PROBLEM STATEMENT |
Copy each line that contains the word "Μακεδονίας".

--- Begin DATA LINES ---

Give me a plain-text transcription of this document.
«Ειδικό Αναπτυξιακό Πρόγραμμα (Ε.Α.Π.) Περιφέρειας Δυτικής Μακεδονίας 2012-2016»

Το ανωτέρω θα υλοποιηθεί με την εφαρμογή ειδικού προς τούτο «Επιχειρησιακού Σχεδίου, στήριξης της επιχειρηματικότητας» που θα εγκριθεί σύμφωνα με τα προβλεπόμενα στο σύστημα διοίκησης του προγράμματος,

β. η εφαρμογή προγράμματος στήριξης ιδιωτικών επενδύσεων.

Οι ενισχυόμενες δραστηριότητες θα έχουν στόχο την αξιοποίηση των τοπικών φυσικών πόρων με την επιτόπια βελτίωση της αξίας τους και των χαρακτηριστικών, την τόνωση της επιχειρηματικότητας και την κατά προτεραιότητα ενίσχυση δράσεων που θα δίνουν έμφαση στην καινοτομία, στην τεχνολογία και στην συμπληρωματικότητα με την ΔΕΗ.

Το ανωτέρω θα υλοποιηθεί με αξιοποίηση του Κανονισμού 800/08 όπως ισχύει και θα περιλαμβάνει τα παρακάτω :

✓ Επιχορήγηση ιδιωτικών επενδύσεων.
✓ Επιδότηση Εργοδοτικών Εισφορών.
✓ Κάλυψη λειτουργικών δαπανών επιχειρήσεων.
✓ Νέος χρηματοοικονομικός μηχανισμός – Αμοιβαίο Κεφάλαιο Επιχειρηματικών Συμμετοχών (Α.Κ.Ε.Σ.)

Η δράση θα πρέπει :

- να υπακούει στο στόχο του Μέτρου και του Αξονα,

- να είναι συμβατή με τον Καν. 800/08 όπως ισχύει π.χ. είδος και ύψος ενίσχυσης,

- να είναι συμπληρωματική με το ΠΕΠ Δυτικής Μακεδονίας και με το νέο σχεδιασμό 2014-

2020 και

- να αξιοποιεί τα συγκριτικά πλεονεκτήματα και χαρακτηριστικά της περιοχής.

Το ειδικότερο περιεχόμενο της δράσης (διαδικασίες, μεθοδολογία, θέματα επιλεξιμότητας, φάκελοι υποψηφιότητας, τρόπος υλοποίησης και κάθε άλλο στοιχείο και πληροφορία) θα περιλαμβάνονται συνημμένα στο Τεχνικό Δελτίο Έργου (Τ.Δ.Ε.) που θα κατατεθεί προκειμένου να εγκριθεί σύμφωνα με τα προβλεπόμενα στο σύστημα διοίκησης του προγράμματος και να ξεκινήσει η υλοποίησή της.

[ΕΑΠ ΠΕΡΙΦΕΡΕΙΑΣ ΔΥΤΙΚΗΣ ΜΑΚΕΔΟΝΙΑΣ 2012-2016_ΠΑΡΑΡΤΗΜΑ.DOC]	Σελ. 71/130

--- End DATA LINES ---

TASK RESPONSE |
«Ειδικό Αναπτυξιακό Πρόγραμμα (Ε.Α.Π.) Περιφέρειας Δυτικής Μακεδονίας 2012-2016»
- να είναι συμπληρωματική με το ΠΕΠ Δυτικής Μακεδονίας και με το νέο σχεδιασμό 2014-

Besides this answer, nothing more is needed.